Challenge: Identify the lines that include the word "jest", then copy all of them.

========================

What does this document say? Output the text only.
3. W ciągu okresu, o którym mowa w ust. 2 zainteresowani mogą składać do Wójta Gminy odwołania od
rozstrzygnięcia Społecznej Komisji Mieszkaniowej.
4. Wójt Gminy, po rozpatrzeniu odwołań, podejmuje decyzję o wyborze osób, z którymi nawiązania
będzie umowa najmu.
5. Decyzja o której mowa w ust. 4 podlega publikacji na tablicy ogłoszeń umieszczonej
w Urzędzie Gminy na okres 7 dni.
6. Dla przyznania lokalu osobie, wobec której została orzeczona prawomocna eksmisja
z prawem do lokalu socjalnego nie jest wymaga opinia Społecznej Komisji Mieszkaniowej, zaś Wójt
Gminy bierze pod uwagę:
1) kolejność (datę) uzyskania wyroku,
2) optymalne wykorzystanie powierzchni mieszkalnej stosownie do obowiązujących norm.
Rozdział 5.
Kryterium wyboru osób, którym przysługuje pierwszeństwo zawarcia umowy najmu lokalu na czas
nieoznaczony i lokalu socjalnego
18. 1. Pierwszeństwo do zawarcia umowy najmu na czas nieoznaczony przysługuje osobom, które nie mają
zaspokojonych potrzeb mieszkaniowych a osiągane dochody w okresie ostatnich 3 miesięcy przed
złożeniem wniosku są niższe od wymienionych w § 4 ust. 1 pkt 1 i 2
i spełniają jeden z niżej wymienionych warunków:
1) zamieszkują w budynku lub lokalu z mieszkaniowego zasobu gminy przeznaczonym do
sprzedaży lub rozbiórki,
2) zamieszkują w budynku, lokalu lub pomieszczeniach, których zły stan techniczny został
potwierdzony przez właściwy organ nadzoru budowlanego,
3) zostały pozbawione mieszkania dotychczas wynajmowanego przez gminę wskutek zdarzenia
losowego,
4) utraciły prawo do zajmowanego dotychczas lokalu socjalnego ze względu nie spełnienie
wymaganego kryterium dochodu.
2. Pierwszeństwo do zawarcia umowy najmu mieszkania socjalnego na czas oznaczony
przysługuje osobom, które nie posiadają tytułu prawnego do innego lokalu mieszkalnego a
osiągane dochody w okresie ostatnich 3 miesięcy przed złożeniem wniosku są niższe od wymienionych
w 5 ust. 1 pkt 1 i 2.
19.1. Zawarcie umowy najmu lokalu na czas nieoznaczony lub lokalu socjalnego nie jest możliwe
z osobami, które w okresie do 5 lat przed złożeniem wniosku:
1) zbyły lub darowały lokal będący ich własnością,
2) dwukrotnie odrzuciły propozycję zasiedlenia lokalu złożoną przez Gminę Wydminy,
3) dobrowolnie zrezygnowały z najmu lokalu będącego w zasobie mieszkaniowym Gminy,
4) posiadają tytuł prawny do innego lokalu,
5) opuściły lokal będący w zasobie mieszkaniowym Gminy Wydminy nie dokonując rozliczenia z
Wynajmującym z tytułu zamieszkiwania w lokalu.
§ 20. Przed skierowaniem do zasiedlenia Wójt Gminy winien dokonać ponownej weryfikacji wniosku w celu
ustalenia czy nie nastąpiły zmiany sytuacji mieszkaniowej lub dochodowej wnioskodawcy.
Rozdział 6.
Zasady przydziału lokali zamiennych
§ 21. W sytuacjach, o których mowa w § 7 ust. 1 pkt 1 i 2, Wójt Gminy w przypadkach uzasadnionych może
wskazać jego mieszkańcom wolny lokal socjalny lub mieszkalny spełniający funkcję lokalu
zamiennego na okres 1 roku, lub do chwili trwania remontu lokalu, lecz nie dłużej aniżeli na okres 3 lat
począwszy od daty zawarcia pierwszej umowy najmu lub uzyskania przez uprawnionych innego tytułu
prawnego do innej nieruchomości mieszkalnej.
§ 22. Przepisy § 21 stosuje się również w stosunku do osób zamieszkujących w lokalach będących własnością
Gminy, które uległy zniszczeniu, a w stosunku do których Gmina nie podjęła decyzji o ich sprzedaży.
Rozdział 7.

========================

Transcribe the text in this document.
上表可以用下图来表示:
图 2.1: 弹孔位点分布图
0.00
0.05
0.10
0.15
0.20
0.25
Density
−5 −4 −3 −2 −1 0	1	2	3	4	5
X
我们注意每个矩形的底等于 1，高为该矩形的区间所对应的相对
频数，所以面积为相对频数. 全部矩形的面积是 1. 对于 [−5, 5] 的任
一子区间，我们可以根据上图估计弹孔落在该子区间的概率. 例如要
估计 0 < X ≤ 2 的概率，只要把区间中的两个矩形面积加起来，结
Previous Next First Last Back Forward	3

========================

Solved problem:
z prawem do lokalu socjalnego nie jest wymaga opinia Społecznej Komisji Mieszkaniowej, zaś Wójt
19.1. Zawarcie umowy najmu lokalu na czas nieoznaczony lub lokalu socjalnego nie jest możliwe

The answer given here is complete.